Start

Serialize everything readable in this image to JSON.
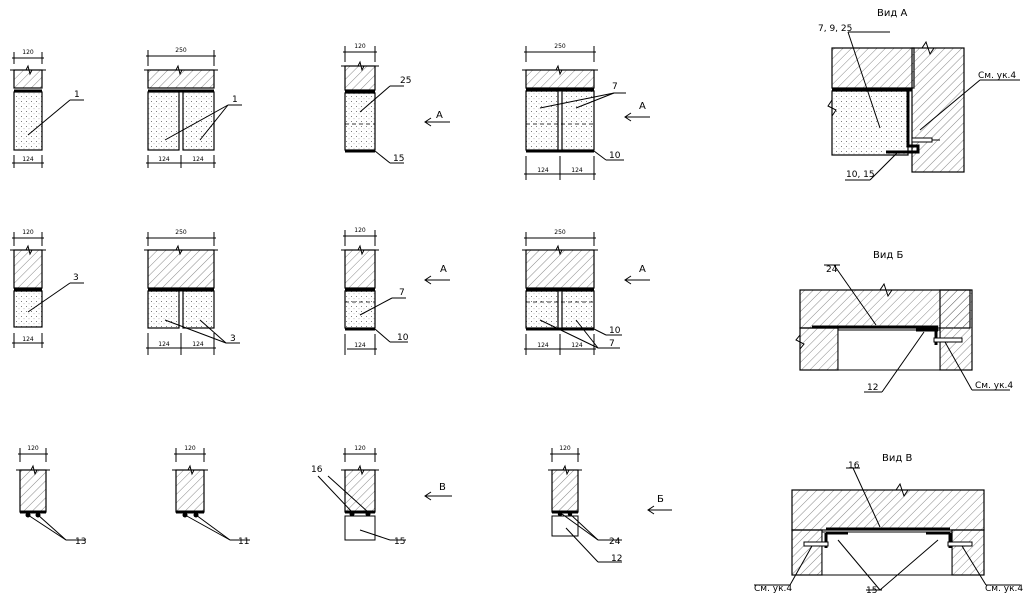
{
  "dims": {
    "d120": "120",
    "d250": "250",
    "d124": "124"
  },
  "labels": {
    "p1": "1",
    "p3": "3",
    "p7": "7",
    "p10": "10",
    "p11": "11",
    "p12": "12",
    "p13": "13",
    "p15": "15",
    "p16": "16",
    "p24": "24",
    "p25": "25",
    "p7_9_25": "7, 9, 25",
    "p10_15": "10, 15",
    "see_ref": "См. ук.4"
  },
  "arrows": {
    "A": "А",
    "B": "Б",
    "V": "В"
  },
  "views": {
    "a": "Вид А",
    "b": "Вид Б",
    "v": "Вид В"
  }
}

End

◆ **Your goal**
Without including the pictures, return each record above exactly as it stands.

◆ **Reply to the task**
Serialize everything readable in this image to JSON.
{
  "dims": {
    "d120": "120",
    "d250": "250",
    "d124": "124"
  },
  "labels": {
    "p1": "1",
    "p3": "3",
    "p7": "7",
    "p10": "10",
    "p11": "11",
    "p12": "12",
    "p13": "13",
    "p15": "15",
    "p16": "16",
    "p24": "24",
    "p25": "25",
    "p7_9_25": "7, 9, 25",
    "p10_15": "10, 15",
    "see_ref": "См. ук.4"
  },
  "arrows": {
    "A": "А",
    "B": "Б",
    "V": "В"
  },
  "views": {
    "a": "Вид А",
    "b": "Вид Б",
    "v": "Вид В"
  }
}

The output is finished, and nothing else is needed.